[Collected data entries]
◇ ◇ ◇ ◇ ◇ ◇ ◇

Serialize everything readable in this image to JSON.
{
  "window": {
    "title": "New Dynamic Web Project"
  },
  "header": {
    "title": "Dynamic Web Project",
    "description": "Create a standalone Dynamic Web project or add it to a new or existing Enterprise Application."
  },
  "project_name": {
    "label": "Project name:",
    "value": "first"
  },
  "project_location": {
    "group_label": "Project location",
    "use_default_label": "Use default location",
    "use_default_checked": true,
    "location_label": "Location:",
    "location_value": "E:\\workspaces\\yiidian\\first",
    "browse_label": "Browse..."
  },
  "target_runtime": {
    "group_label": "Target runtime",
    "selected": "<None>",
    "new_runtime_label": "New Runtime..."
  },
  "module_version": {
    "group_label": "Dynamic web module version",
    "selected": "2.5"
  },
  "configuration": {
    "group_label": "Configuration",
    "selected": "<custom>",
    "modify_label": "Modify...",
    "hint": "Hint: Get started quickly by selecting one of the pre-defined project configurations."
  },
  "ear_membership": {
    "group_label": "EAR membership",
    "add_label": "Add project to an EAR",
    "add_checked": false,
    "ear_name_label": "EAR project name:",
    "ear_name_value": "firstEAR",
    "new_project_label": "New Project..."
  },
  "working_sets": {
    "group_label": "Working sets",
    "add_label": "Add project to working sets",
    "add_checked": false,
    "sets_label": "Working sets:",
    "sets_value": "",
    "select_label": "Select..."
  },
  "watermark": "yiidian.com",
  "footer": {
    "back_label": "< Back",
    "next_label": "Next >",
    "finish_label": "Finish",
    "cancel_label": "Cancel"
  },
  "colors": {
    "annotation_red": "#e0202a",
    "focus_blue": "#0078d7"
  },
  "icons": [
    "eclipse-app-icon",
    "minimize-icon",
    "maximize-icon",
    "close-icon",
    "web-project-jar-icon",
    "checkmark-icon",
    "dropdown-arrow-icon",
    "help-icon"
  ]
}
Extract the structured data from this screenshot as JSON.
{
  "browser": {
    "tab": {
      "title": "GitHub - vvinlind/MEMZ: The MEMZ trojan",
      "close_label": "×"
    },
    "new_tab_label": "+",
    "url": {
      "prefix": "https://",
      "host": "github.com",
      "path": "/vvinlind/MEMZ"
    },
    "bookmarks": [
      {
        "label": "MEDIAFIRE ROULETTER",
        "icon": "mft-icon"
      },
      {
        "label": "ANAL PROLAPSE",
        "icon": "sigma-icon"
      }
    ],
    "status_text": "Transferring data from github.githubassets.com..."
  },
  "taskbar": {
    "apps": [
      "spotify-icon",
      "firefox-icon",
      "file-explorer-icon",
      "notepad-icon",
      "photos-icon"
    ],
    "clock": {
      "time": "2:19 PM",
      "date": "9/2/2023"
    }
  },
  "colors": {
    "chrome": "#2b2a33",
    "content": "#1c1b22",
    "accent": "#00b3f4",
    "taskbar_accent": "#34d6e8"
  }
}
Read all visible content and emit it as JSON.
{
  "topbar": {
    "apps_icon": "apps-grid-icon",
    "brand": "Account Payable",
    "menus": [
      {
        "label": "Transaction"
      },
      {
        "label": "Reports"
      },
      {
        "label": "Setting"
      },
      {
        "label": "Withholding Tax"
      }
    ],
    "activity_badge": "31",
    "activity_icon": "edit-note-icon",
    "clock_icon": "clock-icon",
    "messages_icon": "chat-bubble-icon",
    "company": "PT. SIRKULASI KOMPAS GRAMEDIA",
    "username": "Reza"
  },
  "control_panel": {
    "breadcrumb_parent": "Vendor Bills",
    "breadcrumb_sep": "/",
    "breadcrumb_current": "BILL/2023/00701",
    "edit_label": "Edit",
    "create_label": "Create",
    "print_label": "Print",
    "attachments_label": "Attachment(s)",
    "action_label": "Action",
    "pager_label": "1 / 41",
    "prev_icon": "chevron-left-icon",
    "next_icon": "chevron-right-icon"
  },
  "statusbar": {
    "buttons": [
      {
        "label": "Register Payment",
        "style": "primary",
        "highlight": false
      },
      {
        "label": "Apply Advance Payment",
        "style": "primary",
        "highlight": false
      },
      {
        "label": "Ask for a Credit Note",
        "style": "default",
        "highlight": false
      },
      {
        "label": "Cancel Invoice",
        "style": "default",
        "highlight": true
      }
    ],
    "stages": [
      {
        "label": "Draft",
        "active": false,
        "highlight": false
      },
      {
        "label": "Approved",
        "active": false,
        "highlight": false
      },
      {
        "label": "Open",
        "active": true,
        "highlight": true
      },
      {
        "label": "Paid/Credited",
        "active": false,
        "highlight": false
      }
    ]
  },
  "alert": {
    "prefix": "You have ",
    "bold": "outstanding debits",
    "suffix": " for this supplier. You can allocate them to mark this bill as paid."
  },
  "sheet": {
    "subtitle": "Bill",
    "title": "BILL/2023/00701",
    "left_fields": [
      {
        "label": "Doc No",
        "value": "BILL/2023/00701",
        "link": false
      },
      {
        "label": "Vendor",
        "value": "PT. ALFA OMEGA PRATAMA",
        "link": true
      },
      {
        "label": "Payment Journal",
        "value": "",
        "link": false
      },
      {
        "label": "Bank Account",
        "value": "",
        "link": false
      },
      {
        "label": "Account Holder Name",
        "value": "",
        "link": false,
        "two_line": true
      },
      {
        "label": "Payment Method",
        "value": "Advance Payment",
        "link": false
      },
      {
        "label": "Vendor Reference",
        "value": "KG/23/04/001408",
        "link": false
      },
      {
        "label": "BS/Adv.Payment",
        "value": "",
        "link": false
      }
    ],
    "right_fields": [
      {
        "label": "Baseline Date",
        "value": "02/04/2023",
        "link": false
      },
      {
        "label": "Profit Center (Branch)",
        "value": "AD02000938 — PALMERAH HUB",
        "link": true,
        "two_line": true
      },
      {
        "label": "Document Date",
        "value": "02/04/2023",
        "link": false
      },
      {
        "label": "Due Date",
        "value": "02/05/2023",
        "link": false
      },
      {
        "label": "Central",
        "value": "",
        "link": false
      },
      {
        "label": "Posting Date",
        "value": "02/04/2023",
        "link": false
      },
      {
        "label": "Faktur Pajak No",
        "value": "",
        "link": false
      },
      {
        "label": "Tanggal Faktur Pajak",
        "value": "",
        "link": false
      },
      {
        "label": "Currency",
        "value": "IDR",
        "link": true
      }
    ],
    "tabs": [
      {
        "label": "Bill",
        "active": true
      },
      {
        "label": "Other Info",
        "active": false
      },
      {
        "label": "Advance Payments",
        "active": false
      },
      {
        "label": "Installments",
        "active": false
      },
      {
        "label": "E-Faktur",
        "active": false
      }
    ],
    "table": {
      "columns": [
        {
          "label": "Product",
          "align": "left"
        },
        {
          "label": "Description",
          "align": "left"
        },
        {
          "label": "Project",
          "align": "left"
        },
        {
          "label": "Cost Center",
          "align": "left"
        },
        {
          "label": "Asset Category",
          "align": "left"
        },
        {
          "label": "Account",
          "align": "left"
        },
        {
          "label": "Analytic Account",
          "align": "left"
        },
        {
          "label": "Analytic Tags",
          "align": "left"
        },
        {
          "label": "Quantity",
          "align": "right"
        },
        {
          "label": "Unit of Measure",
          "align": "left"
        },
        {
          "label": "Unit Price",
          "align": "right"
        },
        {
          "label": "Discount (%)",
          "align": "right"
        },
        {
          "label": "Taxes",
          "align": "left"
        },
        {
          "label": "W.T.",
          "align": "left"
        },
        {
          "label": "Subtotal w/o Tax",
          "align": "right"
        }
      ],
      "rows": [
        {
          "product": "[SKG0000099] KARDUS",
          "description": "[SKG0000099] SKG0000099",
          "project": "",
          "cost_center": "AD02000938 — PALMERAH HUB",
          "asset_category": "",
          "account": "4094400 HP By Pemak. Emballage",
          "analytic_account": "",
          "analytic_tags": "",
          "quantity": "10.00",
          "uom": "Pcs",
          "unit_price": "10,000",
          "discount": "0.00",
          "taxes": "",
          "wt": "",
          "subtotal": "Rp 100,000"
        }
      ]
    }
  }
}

◇ ◇ ◇ ◇ ◇ ◇ ◇

**WRITTEN TASK**
Keep only those lines of the records that hold "Vendor", and return them.

**TASK RESPONSE**
    "breadcrumb_parent": "Vendor Bills",
        "label": "Vendor",
        "label": "Vendor Reference",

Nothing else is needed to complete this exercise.